■ What you have to do: Reproduce the following records line for line, leaving every character unchanged.

■ Task input:
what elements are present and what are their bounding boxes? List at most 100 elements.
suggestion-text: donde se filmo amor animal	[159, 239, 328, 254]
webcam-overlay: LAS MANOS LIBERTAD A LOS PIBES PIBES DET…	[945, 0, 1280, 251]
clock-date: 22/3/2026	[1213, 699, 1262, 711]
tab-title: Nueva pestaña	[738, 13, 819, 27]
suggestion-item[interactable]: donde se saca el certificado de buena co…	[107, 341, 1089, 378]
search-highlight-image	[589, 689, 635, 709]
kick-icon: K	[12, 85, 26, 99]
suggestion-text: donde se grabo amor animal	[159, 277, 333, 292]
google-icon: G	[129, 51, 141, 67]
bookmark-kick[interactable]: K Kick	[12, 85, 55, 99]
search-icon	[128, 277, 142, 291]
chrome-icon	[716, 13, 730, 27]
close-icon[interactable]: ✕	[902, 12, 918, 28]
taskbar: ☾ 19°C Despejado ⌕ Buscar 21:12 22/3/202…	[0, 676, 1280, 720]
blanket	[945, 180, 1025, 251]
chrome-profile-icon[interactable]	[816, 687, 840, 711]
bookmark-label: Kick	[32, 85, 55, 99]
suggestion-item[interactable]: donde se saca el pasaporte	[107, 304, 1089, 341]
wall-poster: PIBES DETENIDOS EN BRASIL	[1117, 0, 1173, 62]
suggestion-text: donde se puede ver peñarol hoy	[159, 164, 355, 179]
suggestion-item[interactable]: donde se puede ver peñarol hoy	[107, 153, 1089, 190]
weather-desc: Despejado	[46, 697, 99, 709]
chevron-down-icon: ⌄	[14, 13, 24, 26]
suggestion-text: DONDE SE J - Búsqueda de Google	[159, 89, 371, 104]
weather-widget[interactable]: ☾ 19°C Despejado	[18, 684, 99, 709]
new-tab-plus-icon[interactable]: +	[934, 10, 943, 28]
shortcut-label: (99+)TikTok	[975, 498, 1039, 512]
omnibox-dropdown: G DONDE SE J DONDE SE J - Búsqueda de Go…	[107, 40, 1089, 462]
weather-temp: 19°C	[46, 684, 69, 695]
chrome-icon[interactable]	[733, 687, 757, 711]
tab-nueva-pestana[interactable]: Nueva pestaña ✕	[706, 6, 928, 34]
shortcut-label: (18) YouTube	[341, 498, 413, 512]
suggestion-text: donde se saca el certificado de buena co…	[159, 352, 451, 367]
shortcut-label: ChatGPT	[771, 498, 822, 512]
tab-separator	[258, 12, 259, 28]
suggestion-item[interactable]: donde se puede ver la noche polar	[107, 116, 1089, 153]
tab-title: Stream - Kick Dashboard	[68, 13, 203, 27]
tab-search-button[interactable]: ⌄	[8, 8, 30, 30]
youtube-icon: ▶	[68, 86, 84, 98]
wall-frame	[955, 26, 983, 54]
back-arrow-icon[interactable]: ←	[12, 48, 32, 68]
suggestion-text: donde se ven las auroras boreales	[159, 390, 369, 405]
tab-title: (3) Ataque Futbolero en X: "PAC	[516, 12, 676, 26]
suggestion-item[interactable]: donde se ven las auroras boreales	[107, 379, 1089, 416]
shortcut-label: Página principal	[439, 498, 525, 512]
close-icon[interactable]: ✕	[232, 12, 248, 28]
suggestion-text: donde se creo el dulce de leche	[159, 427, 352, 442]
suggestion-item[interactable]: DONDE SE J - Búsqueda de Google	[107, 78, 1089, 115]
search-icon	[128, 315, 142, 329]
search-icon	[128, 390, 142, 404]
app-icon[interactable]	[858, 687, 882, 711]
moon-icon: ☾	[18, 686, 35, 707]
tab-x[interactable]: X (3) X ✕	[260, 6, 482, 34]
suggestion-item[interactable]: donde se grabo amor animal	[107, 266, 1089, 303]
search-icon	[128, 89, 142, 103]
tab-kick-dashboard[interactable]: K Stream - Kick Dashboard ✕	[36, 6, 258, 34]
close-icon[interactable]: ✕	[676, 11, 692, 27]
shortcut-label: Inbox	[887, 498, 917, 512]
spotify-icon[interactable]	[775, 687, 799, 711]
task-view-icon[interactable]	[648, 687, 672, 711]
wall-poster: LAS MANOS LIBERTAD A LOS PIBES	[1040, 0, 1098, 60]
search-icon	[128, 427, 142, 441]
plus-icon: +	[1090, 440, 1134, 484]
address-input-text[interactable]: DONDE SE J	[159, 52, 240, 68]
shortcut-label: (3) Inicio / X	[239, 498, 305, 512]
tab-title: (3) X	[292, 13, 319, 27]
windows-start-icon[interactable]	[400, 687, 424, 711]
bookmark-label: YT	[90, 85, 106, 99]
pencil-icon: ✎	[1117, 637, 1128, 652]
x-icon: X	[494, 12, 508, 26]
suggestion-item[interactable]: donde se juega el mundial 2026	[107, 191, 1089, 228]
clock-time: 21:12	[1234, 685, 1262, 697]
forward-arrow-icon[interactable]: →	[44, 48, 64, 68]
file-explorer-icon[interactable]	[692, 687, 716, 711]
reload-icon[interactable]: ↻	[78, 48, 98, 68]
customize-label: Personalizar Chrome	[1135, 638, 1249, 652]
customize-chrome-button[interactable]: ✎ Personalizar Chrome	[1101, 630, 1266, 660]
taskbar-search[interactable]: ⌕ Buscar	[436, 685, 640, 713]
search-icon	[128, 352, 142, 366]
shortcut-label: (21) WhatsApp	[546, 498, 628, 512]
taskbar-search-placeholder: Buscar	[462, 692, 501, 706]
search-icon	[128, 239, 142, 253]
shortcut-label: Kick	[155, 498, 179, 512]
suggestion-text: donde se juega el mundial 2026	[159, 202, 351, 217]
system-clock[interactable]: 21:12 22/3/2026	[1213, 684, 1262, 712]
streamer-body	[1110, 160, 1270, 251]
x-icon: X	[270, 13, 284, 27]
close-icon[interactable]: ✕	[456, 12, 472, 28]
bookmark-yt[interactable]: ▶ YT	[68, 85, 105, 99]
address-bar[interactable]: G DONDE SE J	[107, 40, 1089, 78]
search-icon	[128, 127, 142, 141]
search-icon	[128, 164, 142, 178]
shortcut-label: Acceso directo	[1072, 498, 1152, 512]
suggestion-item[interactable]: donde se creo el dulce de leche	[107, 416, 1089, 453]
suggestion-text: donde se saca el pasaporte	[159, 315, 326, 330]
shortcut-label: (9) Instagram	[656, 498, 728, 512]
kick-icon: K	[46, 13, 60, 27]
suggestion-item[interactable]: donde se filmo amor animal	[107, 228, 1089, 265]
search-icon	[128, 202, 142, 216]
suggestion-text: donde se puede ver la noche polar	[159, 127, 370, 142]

■ Finished exercise:
what elements are present and what are their bounding boxes? List at most 100 elements.
suggestion-text: donde se filmo amor animal	[159, 239, 328, 254]
webcam-overlay: LAS MANOS LIBERTAD A LOS PIBES PIBES DET…	[945, 0, 1280, 251]
clock-date: 22/3/2026	[1213, 699, 1262, 711]
tab-title: Nueva pestaña	[738, 13, 819, 27]
suggestion-item[interactable]: donde se saca el certificado de buena co…	[107, 341, 1089, 378]
search-highlight-image	[589, 689, 635, 709]
kick-icon: K	[12, 85, 26, 99]
suggestion-text: donde se grabo amor animal	[159, 277, 333, 292]
google-icon: G	[129, 51, 141, 67]
bookmark-kick[interactable]: K Kick	[12, 85, 55, 99]
search-icon	[128, 277, 142, 291]
chrome-icon	[716, 13, 730, 27]
close-icon[interactable]: ✕	[902, 12, 918, 28]
taskbar: ☾ 19°C Despejado ⌕ Buscar 21:12 22/3/202…	[0, 676, 1280, 720]
blanket	[945, 180, 1025, 251]
chrome-profile-icon[interactable]	[816, 687, 840, 711]
bookmark-label: Kick	[32, 85, 55, 99]
suggestion-item[interactable]: donde se saca el pasaporte	[107, 304, 1089, 341]
wall-poster: PIBES DETENIDOS EN BRASIL	[1117, 0, 1173, 62]
suggestion-text: donde se puede ver peñarol hoy	[159, 164, 355, 179]
suggestion-item[interactable]: donde se puede ver peñarol hoy	[107, 153, 1089, 190]
weather-desc: Despejado	[46, 697, 99, 709]
chevron-down-icon: ⌄	[14, 13, 24, 26]
suggestion-text: DONDE SE J - Búsqueda de Google	[159, 89, 371, 104]
weather-widget[interactable]: ☾ 19°C Despejado	[18, 684, 99, 709]
new-tab-plus-icon[interactable]: +	[934, 10, 943, 28]
shortcut-label: (99+)TikTok	[975, 498, 1039, 512]
omnibox-dropdown: G DONDE SE J DONDE SE J - Búsqueda de Go…	[107, 40, 1089, 462]
weather-temp: 19°C	[46, 684, 69, 695]
chrome-icon[interactable]	[733, 687, 757, 711]
tab-nueva-pestana[interactable]: Nueva pestaña ✕	[706, 6, 928, 34]
shortcut-label: (18) YouTube	[341, 498, 413, 512]
suggestion-text: donde se saca el certificado de buena co…	[159, 352, 451, 367]
shortcut-label: ChatGPT	[771, 498, 822, 512]
tab-separator	[258, 12, 259, 28]
suggestion-item[interactable]: donde se puede ver la noche polar	[107, 116, 1089, 153]
tab-title: Stream - Kick Dashboard	[68, 13, 203, 27]
tab-search-button[interactable]: ⌄	[8, 8, 30, 30]
youtube-icon: ▶	[68, 86, 84, 98]
wall-frame	[955, 26, 983, 54]
back-arrow-icon[interactable]: ←	[12, 48, 32, 68]
suggestion-text: donde se ven las auroras boreales	[159, 390, 369, 405]
tab-title: (3) Ataque Futbolero en X: "PAC	[516, 12, 676, 26]
suggestion-item[interactable]: donde se ven las auroras boreales	[107, 379, 1089, 416]
shortcut-label: Página principal	[439, 498, 525, 512]
close-icon[interactable]: ✕	[232, 12, 248, 28]
suggestion-text: donde se creo el dulce de leche	[159, 427, 352, 442]
suggestion-item[interactable]: DONDE SE J - Búsqueda de Google	[107, 78, 1089, 115]
search-icon	[128, 315, 142, 329]
search-icon	[128, 390, 142, 404]
app-icon[interactable]	[858, 687, 882, 711]
moon-icon: ☾	[18, 686, 35, 707]
tab-x[interactable]: X (3) X ✕	[260, 6, 482, 34]
suggestion-item[interactable]: donde se grabo amor animal	[107, 266, 1089, 303]
search-icon	[128, 89, 142, 103]
tab-kick-dashboard[interactable]: K Stream - Kick Dashboard ✕	[36, 6, 258, 34]
close-icon[interactable]: ✕	[676, 11, 692, 27]
shortcut-label: Inbox	[887, 498, 917, 512]
spotify-icon[interactable]	[775, 687, 799, 711]
task-view-icon[interactable]	[648, 687, 672, 711]
wall-poster: LAS MANOS LIBERTAD A LOS PIBES	[1040, 0, 1098, 60]
search-icon	[128, 427, 142, 441]
plus-icon: +	[1090, 440, 1134, 484]
address-input-text[interactable]: DONDE SE J	[159, 52, 240, 68]
shortcut-label: (3) Inicio / X	[239, 498, 305, 512]
tab-title: (3) X	[292, 13, 319, 27]
windows-start-icon[interactable]	[400, 687, 424, 711]
bookmark-label: YT	[90, 85, 106, 99]
pencil-icon: ✎	[1117, 637, 1128, 652]
x-icon: X	[494, 12, 508, 26]
suggestion-item[interactable]: donde se juega el mundial 2026	[107, 191, 1089, 228]
clock-time: 21:12	[1234, 685, 1262, 697]
forward-arrow-icon[interactable]: →	[44, 48, 64, 68]
file-explorer-icon[interactable]	[692, 687, 716, 711]
reload-icon[interactable]: ↻	[78, 48, 98, 68]
customize-label: Personalizar Chrome	[1135, 638, 1249, 652]
customize-chrome-button[interactable]: ✎ Personalizar Chrome	[1101, 630, 1266, 660]
taskbar-search[interactable]: ⌕ Buscar	[436, 685, 640, 713]
search-icon	[128, 352, 142, 366]
shortcut-label: (21) WhatsApp	[546, 498, 628, 512]
taskbar-search-placeholder: Buscar	[462, 692, 501, 706]
search-icon	[128, 239, 142, 253]
shortcut-label: Kick	[155, 498, 179, 512]
suggestion-text: donde se juega el mundial 2026	[159, 202, 351, 217]
system-clock[interactable]: 21:12 22/3/2026	[1213, 684, 1262, 712]
streamer-body	[1110, 160, 1270, 251]
x-icon: X	[270, 13, 284, 27]
close-icon[interactable]: ✕	[456, 12, 472, 28]
bookmark-yt[interactable]: ▶ YT	[68, 85, 105, 99]
address-bar[interactable]: G DONDE SE J	[107, 40, 1089, 78]
search-icon	[128, 127, 142, 141]
search-icon	[128, 164, 142, 178]
shortcut-label: Acceso directo	[1072, 498, 1152, 512]
suggestion-item[interactable]: donde se creo el dulce de leche	[107, 416, 1089, 453]
suggestion-text: donde se saca el pasaporte	[159, 315, 326, 330]
shortcut-label: (9) Instagram	[656, 498, 728, 512]
kick-icon: K	[46, 13, 60, 27]
suggestion-item[interactable]: donde se filmo amor animal	[107, 228, 1089, 265]
search-icon	[128, 202, 142, 216]
suggestion-text: donde se puede ver la noche polar	[159, 127, 370, 142]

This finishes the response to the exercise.